Goal: Output every record word for word.

Dataset records:

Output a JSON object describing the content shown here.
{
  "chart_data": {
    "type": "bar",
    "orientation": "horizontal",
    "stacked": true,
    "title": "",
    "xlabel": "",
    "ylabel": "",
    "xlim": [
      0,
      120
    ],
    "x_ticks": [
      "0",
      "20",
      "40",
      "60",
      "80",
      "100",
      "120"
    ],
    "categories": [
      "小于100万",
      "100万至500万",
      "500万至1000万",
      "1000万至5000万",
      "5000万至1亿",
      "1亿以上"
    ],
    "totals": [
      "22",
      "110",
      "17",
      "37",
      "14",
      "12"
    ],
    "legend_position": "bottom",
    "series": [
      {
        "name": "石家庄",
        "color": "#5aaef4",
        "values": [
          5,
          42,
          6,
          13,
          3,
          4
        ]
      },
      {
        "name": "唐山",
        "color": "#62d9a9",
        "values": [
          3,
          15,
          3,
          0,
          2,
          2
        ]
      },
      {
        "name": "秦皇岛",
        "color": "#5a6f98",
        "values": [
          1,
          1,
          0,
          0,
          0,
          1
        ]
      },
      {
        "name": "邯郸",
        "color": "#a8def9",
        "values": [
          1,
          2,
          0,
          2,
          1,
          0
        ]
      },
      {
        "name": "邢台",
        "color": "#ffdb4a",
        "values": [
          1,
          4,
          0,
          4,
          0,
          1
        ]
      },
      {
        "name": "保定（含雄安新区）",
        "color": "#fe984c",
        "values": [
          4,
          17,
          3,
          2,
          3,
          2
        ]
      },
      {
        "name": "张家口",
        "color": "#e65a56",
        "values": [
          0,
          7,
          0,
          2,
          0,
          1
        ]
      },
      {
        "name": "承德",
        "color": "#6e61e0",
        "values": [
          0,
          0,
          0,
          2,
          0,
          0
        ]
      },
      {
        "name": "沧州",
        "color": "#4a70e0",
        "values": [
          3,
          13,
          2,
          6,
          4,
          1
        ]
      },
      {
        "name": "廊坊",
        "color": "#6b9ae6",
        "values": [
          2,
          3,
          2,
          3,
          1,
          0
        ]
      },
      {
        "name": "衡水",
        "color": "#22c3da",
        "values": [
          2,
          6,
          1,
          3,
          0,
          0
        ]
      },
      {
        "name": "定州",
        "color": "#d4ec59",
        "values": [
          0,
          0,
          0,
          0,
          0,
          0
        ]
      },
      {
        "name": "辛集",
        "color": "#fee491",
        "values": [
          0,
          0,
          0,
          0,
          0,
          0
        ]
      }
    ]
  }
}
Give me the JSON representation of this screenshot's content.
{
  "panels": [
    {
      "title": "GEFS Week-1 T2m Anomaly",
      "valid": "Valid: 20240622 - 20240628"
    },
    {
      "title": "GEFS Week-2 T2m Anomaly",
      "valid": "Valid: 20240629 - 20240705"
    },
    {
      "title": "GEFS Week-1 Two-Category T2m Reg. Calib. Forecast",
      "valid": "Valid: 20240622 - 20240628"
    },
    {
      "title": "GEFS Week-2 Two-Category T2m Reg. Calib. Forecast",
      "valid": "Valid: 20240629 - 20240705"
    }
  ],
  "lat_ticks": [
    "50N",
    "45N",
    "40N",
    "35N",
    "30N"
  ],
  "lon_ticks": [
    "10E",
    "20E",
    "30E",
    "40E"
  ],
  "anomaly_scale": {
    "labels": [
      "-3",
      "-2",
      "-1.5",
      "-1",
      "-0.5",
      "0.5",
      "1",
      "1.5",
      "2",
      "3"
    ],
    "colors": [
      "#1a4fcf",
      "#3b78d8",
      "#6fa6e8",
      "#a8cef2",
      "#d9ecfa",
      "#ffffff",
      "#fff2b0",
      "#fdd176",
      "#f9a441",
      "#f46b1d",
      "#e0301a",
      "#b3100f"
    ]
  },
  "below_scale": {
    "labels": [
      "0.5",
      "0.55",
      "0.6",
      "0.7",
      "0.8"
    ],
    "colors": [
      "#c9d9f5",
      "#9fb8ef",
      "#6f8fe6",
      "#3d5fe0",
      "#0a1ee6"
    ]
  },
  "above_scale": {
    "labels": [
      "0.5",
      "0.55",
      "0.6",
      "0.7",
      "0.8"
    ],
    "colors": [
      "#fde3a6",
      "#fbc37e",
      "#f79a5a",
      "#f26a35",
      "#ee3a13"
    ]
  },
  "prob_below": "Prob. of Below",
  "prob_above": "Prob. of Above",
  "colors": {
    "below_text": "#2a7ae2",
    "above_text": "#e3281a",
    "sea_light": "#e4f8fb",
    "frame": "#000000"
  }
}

Output of the task:
Output a JSON object describing the content shown here.
{
  "chart_data": {
    "type": "bar",
    "orientation": "horizontal",
    "stacked": true,
    "title": "",
    "xlabel": "",
    "ylabel": "",
    "xlim": [
      0,
      120
    ],
    "x_ticks": [
      "0",
      "20",
      "40",
      "60",
      "80",
      "100",
      "120"
    ],
    "categories": [
      "小于100万",
      "100万至500万",
      "500万至1000万",
      "1000万至5000万",
      "5000万至1亿",
      "1亿以上"
    ],
    "totals": [
      "22",
      "110",
      "17",
      "37",
      "14",
      "12"
    ],
    "legend_position": "bottom",
    "series": [
      {
        "name": "石家庄",
        "color": "#5aaef4",
        "values": [
          5,
          42,
          6,
          13,
          3,
          4
        ]
      },
      {
        "name": "唐山",
        "color": "#62d9a9",
        "values": [
          3,
          15,
          3,
          0,
          2,
          2
        ]
      },
      {
        "name": "秦皇岛",
        "color": "#5a6f98",
        "values": [
          1,
          1,
          0,
          0,
          0,
          1
        ]
      },
      {
        "name": "邯郸",
        "color": "#a8def9",
        "values": [
          1,
          2,
          0,
          2,
          1,
          0
        ]
      },
      {
        "name": "邢台",
        "color": "#ffdb4a",
        "values": [
          1,
          4,
          0,
          4,
          0,
          1
        ]
      },
      {
        "name": "保定（含雄安新区）",
        "color": "#fe984c",
        "values": [
          4,
          17,
          3,
          2,
          3,
          2
        ]
      },
      {
        "name": "张家口",
        "color": "#e65a56",
        "values": [
          0,
          7,
          0,
          2,
          0,
          1
        ]
      },
      {
        "name": "承德",
        "color": "#6e61e0",
        "values": [
          0,
          0,
          0,
          2,
          0,
          0
        ]
      },
      {
        "name": "沧州",
        "color": "#4a70e0",
        "values": [
          3,
          13,
          2,
          6,
          4,
          1
        ]
      },
      {
        "name": "廊坊",
        "color": "#6b9ae6",
        "values": [
          2,
          3,
          2,
          3,
          1,
          0
        ]
      },
      {
        "name": "衡水",
        "color": "#22c3da",
        "values": [
          2,
          6,
          1,
          3,
          0,
          0
        ]
      },
      {
        "name": "定州",
        "color": "#d4ec59",
        "values": [
          0,
          0,
          0,
          0,
          0,
          0
        ]
      },
      {
        "name": "辛集",
        "color": "#fee491",
        "values": [
          0,
          0,
          0,
          0,
          0,
          0
        ]
      }
    ]
  }
}
Give me the JSON representation of this screenshot's content.
{
  "panels": [
    {
      "title": "GEFS Week-1 T2m Anomaly",
      "valid": "Valid: 20240622 - 20240628"
    },
    {
      "title": "GEFS Week-2 T2m Anomaly",
      "valid": "Valid: 20240629 - 20240705"
    },
    {
      "title": "GEFS Week-1 Two-Category T2m Reg. Calib. Forecast",
      "valid": "Valid: 20240622 - 20240628"
    },
    {
      "title": "GEFS Week-2 Two-Category T2m Reg. Calib. Forecast",
      "valid": "Valid: 20240629 - 20240705"
    }
  ],
  "lat_ticks": [
    "50N",
    "45N",
    "40N",
    "35N",
    "30N"
  ],
  "lon_ticks": [
    "10E",
    "20E",
    "30E",
    "40E"
  ],
  "anomaly_scale": {
    "labels": [
      "-3",
      "-2",
      "-1.5",
      "-1",
      "-0.5",
      "0.5",
      "1",
      "1.5",
      "2",
      "3"
    ],
    "colors": [
      "#1a4fcf",
      "#3b78d8",
      "#6fa6e8",
      "#a8cef2",
      "#d9ecfa",
      "#ffffff",
      "#fff2b0",
      "#fdd176",
      "#f9a441",
      "#f46b1d",
      "#e0301a",
      "#b3100f"
    ]
  },
  "below_scale": {
    "labels": [
      "0.5",
      "0.55",
      "0.6",
      "0.7",
      "0.8"
    ],
    "colors": [
      "#c9d9f5",
      "#9fb8ef",
      "#6f8fe6",
      "#3d5fe0",
      "#0a1ee6"
    ]
  },
  "above_scale": {
    "labels": [
      "0.5",
      "0.55",
      "0.6",
      "0.7",
      "0.8"
    ],
    "colors": [
      "#fde3a6",
      "#fbc37e",
      "#f79a5a",
      "#f26a35",
      "#ee3a13"
    ]
  },
  "prob_below": "Prob. of Below",
  "prob_above": "Prob. of Above",
  "colors": {
    "below_text": "#2a7ae2",
    "above_text": "#e3281a",
    "sea_light": "#e4f8fb",
    "frame": "#000000"
  }
}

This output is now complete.